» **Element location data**

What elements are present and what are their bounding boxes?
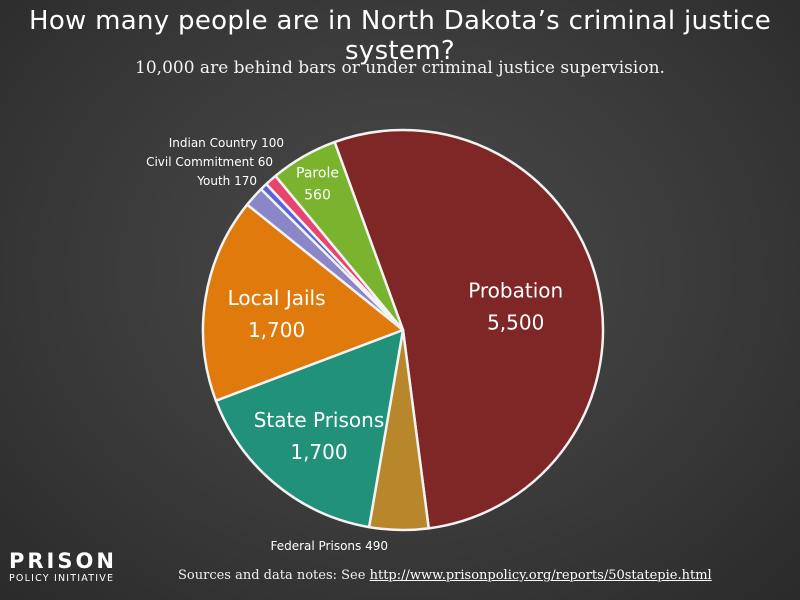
- slice-value-state-prisons: 1,700: [290, 440, 347, 464]
- pie-slice-state-prisons: [214, 328, 405, 529]
- prison-policy-logo: PRISON POLICY INITIATIVE: [9, 550, 129, 586]
- slice-label-probation: Probation: [468, 279, 563, 303]
- pie-slice-local-jails: [201, 203, 405, 402]
- sources-note: Sources and data notes: See http://www.p…: [178, 568, 788, 583]
- chart-subtitle: 10,000 are behind bars or under criminal…: [135, 58, 665, 78]
- chart-title: How many people are in North Dakota’s cr…: [28, 6, 772, 66]
- logo-subtitle: POLICY INITIATIVE: [9, 573, 115, 584]
- sources-prefix: Sources and data notes: See: [178, 568, 370, 583]
- sources-link[interactable]: http://www.prisonpolicy.org/reports/50st…: [369, 568, 712, 583]
- slice-label-youth: Youth 170: [196, 174, 257, 188]
- pie-slice-parole: [274, 140, 405, 332]
- slice-label-local-jails: Local Jails: [228, 286, 326, 310]
- slice-label-civil-commitment: Civil Commitment 60: [146, 155, 273, 169]
- slice-label-state-prisons: State Prisons: [254, 408, 385, 432]
- slice-label-federal-prisons: Federal Prisons 490: [270, 539, 388, 553]
- pie-slice-probation: [333, 128, 605, 530]
- logo-wordmark: PRISON: [9, 549, 117, 573]
- slice-label-parole: Parole: [296, 165, 339, 181]
- slice-value-probation: 5,500: [487, 311, 544, 335]
- slice-value-parole: 560: [304, 188, 331, 204]
- slice-label-indian-country: Indian Country 100: [169, 136, 284, 150]
- slice-value-local-jails: 1,700: [248, 318, 305, 342]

» **Instructions for the task**
Rewrite every line of the listing above as a numbered list, omitting blank lines and the picture.

» **Finished exercise**
1. What elements are present and what are their bounding boxes?
2. - slice-value-state-prisons: 1,700: [290, 440, 347, 464]
3. - pie-slice-state-prisons: [214, 328, 405, 529]
4. - prison-policy-logo: PRISON POLICY INITIATIVE: [9, 550, 129, 586]
5. - slice-label-probation: Probation: [468, 279, 563, 303]
6. - pie-slice-local-jails: [201, 203, 405, 402]
7. - sources-note: Sources and data notes: See http://www.p…: [178, 568, 788, 583]
8. - chart-subtitle: 10,000 are behind bars or under criminal…: [135, 58, 665, 78]
9. - chart-title: How many people are in North Dakota’s cr…: [28, 6, 772, 66]
10. - logo-subtitle: POLICY INITIATIVE: [9, 573, 115, 584]
11. - sources-prefix: Sources and data notes: See: [178, 568, 370, 583]
12. - sources-link[interactable]: http://www.prisonpolicy.org/reports/50st…: [369, 568, 712, 583]
13. - slice-label-youth: Youth 170: [196, 174, 257, 188]
14. - pie-slice-parole: [274, 140, 405, 332]
15. - slice-label-local-jails: Local Jails: [228, 286, 326, 310]
16. - slice-label-civil-commitment: Civil Commitment 60: [146, 155, 273, 169]
17. - slice-label-state-prisons: State Prisons: [254, 408, 385, 432]
18. - slice-label-federal-prisons: Federal Prisons 490: [270, 539, 388, 553]
19. - pie-slice-probation: [333, 128, 605, 530]
20. - logo-wordmark: PRISON: [9, 549, 117, 573]
21. - slice-label-parole: Parole: [296, 165, 339, 181]
22. - slice-value-probation: 5,500: [487, 311, 544, 335]
23. - slice-value-parole: 560: [304, 188, 331, 204]
24. - slice-label-indian-country: Indian Country 100: [169, 136, 284, 150]
25. - slice-value-local-jails: 1,700: [248, 318, 305, 342]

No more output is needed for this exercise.